◆ ПРЕДЛОЖЕННЫЙ ОТРЫВОК
++++

До большевистского переворота для царя в политике места не было, ибо против революционной власти Временного правительства боролись лишь якобинцы – большевики, а Белое движение – за возврат прежней государственности – только зарождалось. Бежав, царь должен был бы покинуть страну. Но для этого надо было проехать половину России, а Николай не мог рисковать жизнями близких…

В середине ноября до Тобольска дошли страшные слухи о штурме Зимнего, о разграблении дворца предков царя и о захвате власти большевиками.

«17 ноября… Тошно читать описание в газетах того, что произошло две недели тому назад в Петрограде и Москве! Гораздо хуже и позорнее событий в Смутное время», – записал царь в дневнике.

Не зря Николай читал в Тобольске «Девяносто третий год» Виктора Гюго – книгу о якобинцах! Царь понимает: к власти в России пришли они! И как вспоминал потом Жильяр, «Николай все чаще жалел о своем отречении»…

Начиналась гражданская война. Возникло Белое движение против большевистской власти. Теперь Николай мог думать о побеге к белым. Стрелки и их начальник помогли бы… Но главное – Гермоген. В распоряжении могущественного архиепископа дальние монастыри, похожие на крепости, где можно остановиться на отдых, где у рек ждали бы спрятанные лодки – все это могло бы способствовать успеху побега…

Но Аликс медлит! Все дело в Гермогене: Аликс не может вручить судьбу Семьи заклятому врагу Распутина!

++++

◆ СОБРАННЫЙ МАТЕРИАЛ
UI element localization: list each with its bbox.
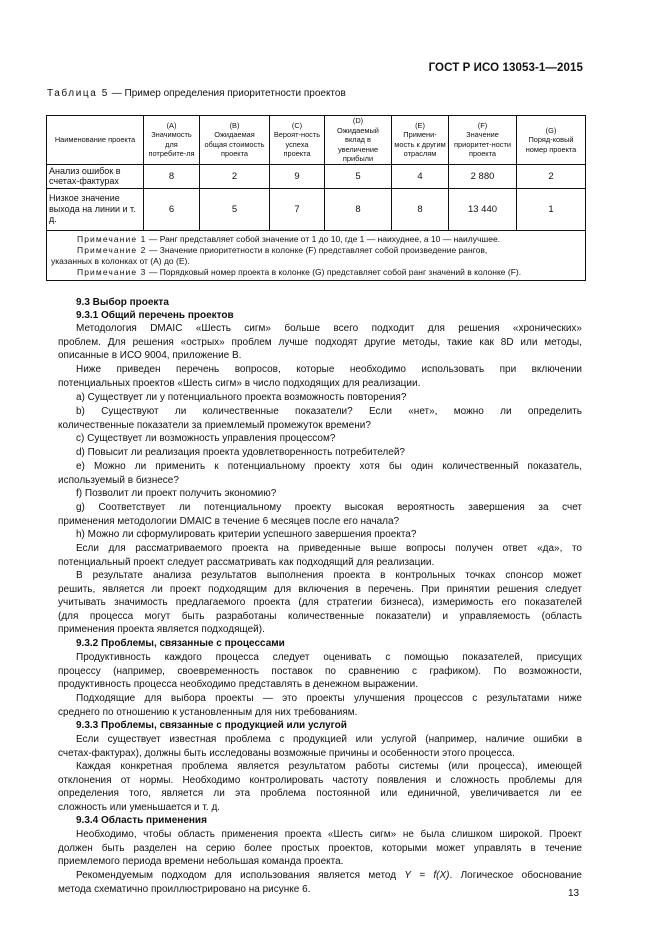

++++

◆ УСЛОВИЯ ЗАДАНИЯ
Ответьте на вопросы по отрывку о Николае в Тобольске и пронумеруйте ответы так же, как вопросы:
1. Когда до Тобольска дошли слухи о штурме Зимнего?
2. С какими событиями царь сравнил в дневнике случившееся в Петрограде и Москве?
3. Какую книгу Николай читал в Тобольске?

◆ РЕЗУЛЬТАТ
1. В середине ноября.
2. С событиями Смутного времени. Случившееся показалось ему гораздо хуже и позорнее.
3. «Девяносто третий год» Виктора Гюго.